§ **Data extract**:
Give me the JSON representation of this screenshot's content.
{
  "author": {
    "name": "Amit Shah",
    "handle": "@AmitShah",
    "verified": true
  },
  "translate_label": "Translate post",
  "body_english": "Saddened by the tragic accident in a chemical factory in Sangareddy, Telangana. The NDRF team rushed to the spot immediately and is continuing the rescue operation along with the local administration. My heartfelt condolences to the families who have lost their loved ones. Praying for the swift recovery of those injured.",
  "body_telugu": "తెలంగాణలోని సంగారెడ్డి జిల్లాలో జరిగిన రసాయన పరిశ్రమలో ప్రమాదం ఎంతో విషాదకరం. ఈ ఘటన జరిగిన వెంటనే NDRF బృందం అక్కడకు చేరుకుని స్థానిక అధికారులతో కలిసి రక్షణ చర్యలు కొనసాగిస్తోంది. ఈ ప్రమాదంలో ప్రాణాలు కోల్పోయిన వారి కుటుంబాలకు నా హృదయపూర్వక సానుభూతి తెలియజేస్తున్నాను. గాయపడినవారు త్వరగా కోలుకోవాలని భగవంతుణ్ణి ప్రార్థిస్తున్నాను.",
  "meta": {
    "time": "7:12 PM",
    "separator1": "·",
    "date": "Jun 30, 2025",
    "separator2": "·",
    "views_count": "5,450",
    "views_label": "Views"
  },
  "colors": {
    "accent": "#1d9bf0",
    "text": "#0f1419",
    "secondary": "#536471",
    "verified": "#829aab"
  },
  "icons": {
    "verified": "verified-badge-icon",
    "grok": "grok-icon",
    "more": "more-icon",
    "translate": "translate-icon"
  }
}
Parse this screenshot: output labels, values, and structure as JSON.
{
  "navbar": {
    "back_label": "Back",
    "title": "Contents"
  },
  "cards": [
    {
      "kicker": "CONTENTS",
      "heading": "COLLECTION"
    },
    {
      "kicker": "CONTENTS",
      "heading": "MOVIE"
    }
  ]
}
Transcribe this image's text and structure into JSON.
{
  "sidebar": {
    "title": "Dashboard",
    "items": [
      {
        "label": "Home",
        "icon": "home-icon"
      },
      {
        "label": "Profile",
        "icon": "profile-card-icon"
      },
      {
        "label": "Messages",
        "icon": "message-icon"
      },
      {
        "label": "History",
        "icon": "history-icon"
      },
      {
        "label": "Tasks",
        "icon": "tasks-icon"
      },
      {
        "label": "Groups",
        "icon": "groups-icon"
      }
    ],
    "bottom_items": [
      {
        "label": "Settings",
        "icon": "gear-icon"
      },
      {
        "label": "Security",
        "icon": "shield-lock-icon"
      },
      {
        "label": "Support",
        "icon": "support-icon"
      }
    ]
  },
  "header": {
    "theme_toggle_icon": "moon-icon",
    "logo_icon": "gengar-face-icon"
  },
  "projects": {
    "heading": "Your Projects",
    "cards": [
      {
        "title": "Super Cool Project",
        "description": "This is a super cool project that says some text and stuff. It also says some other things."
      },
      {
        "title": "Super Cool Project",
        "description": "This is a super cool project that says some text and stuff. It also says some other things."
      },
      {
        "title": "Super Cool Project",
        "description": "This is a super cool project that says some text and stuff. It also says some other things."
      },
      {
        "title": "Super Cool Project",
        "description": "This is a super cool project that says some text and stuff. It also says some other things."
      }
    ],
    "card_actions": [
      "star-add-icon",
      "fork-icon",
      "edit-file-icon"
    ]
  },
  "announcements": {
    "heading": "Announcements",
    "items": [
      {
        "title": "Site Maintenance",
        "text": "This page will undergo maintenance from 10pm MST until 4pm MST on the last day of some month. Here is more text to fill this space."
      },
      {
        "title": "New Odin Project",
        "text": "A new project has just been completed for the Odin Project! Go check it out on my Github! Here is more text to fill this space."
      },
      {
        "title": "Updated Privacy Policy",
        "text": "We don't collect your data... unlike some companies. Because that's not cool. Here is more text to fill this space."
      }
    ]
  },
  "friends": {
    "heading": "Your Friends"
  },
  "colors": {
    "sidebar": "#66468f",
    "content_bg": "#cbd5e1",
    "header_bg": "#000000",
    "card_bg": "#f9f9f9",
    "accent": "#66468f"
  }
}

§ **Your goal**:
Copy out each line of the data containing the string "Here".

§ **Answer to this exercise**:
        "text": "This page will undergo maintenance from 10pm MST until 4pm MST on the last day of some month. Here is more text to fill this space."
        "text": "A new project has just been completed for the Odin Project! Go check it out on my Github! Here is more text to fill this space."
        "text": "We don't collect your data... unlike some companies. Because that's not cool. Here is more text to fill this space."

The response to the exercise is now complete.